STATED EXERCISE ::
Lines holding the string "JSON" are the ones to copy; find them all in the data.

DATA EXCERPTS ::
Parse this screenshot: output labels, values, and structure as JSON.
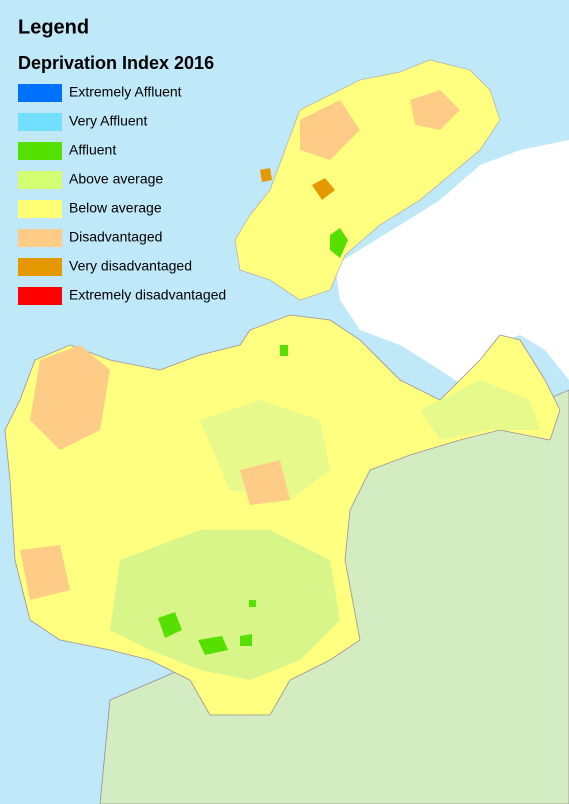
{
  "legend": {
    "title": "Legend",
    "subtitle": "Deprivation Index 2016",
    "items": [
      {
        "label": "Extremely Affluent",
        "color": "#0070ff"
      },
      {
        "label": "Very Affluent",
        "color": "#73dfff"
      },
      {
        "label": "Affluent",
        "color": "#55e000"
      },
      {
        "label": "Above average",
        "color": "#d3ff73"
      },
      {
        "label": "Below average",
        "color": "#ffff73"
      },
      {
        "label": "Disadvantaged",
        "color": "#ffcc88"
      },
      {
        "label": "Very disadvantaged",
        "color": "#e69800"
      },
      {
        "label": "Extremely disadvantaged",
        "color": "#ff0000"
      }
    ]
  }
}
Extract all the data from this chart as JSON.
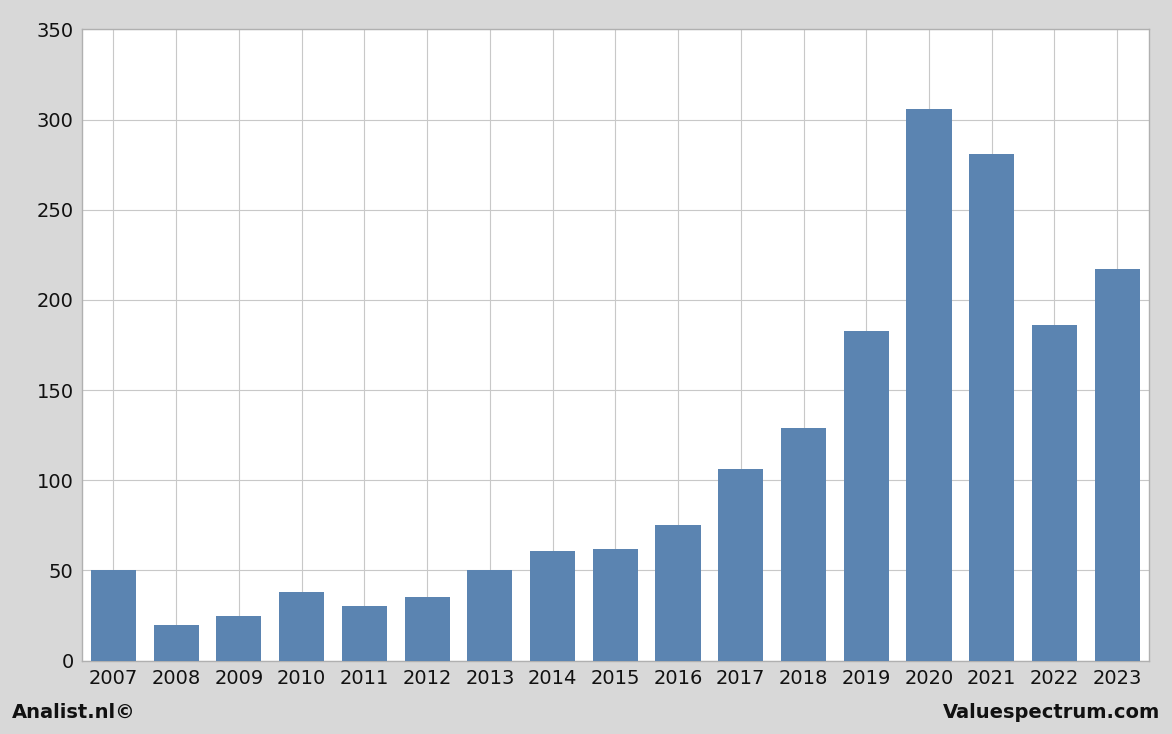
{
  "years": [
    2007,
    2008,
    2009,
    2010,
    2011,
    2012,
    2013,
    2014,
    2015,
    2016,
    2017,
    2018,
    2019,
    2020,
    2021,
    2022,
    2023
  ],
  "values": [
    50,
    20,
    25,
    38,
    30,
    35,
    50,
    61,
    62,
    75,
    106,
    129,
    183,
    306,
    281,
    186,
    217
  ],
  "bar_color": "#5b84b1",
  "background_color": "#ffffff",
  "plot_bg_color": "#ffffff",
  "outer_bg_color": "#d8d8d8",
  "footer_bg_color": "#cccccc",
  "grid_color": "#c8c8c8",
  "border_color": "#b0b0b0",
  "ylim": [
    0,
    350
  ],
  "yticks": [
    0,
    50,
    100,
    150,
    200,
    250,
    300,
    350
  ],
  "footer_left": "Analist.nl©",
  "footer_right": "Valuespectrum.com",
  "tick_fontsize": 14,
  "footer_fontsize": 14
}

TASK RESPONSE ::
Parse this screenshot: output labels, values, and structure as JSON.
Extract all the data from this chart as JSON.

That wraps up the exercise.